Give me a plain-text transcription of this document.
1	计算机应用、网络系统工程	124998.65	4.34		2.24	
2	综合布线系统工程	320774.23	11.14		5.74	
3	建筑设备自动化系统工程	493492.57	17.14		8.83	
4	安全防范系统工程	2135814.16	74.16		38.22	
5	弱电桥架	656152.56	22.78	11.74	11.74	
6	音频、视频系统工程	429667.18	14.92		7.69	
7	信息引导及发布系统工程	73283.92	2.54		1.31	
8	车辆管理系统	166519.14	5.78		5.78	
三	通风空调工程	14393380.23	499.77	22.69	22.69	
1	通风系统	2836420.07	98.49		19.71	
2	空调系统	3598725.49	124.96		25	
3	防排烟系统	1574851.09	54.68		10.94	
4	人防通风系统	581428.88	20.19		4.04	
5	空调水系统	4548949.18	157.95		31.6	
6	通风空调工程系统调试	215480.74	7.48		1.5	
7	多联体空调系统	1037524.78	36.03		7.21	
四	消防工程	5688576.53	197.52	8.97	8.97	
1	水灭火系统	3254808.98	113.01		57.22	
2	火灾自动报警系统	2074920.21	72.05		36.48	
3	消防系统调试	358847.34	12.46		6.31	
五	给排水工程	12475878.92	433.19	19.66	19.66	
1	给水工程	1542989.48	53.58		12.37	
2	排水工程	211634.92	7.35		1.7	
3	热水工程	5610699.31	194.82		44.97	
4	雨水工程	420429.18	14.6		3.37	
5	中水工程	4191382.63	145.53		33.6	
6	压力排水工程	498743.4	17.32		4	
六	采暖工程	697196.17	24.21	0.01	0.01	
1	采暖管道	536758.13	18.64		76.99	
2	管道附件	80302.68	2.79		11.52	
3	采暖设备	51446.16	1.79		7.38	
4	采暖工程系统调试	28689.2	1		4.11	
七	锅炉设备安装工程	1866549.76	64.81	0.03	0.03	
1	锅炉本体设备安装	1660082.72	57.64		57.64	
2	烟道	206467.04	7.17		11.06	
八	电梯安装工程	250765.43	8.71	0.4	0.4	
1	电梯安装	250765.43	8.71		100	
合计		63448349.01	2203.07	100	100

────────────────────────────────────────

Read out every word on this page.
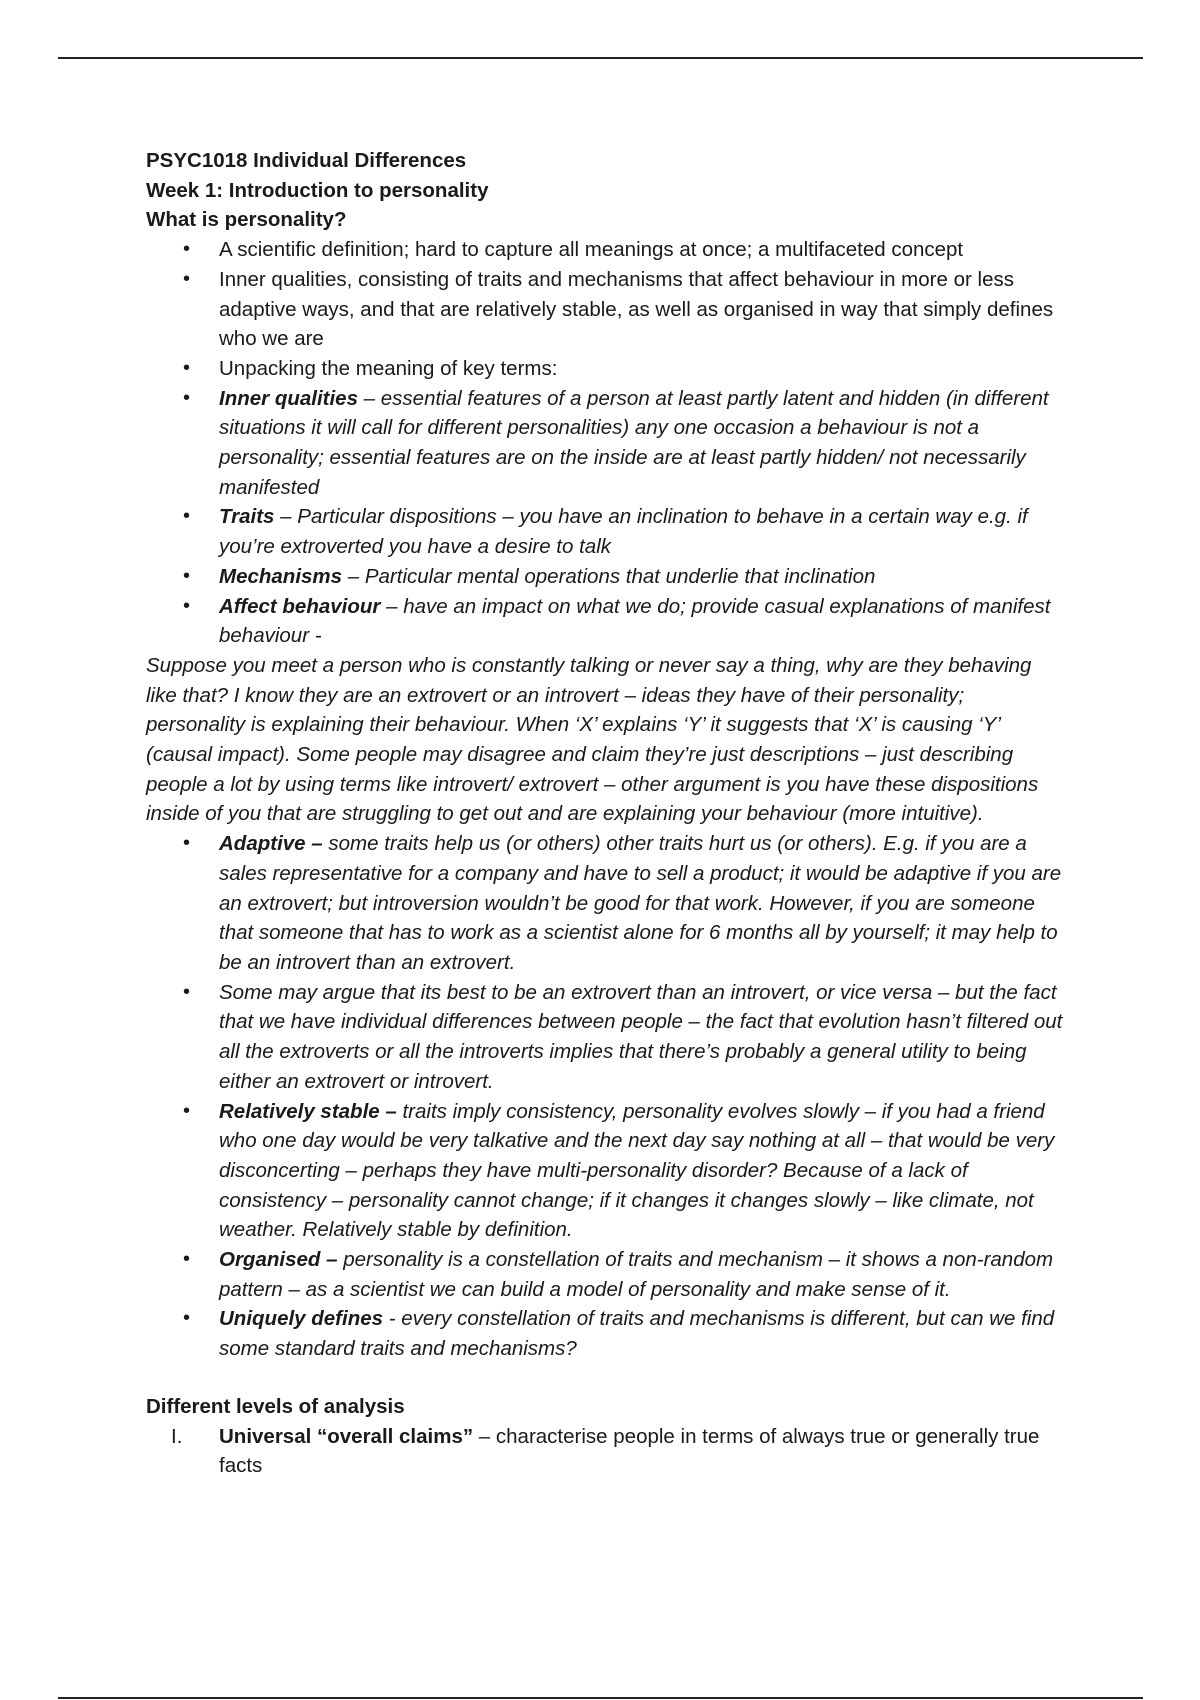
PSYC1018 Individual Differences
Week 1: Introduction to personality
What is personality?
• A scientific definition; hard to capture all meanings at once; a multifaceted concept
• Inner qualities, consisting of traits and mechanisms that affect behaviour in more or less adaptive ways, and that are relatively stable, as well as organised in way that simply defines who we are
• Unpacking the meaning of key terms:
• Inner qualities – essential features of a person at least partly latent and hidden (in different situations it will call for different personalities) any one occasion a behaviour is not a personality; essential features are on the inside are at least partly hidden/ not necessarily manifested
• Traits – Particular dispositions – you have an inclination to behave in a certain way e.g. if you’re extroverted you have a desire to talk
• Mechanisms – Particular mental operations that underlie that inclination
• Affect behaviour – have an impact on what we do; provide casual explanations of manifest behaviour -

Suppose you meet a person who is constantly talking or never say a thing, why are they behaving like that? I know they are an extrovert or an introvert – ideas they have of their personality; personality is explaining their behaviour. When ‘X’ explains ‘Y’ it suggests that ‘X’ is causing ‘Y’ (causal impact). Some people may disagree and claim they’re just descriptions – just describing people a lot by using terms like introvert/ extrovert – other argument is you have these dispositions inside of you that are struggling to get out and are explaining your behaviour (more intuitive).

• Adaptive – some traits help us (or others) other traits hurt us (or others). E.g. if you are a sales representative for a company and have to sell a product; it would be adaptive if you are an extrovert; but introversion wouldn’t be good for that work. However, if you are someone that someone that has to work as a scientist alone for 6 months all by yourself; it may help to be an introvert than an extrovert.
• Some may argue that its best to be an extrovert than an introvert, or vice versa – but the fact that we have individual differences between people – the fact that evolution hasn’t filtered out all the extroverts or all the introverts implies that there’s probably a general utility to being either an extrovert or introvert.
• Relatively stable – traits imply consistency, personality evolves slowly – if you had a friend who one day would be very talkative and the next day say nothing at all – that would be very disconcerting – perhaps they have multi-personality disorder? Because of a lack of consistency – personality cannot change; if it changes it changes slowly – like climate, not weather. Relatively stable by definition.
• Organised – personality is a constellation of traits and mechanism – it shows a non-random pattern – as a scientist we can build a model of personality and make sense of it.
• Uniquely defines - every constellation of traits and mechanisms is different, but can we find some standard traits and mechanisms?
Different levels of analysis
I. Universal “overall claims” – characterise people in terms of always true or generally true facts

────────────────────────────────────────

Tally up the lines in the records that contain the word "this" and give only the total.

2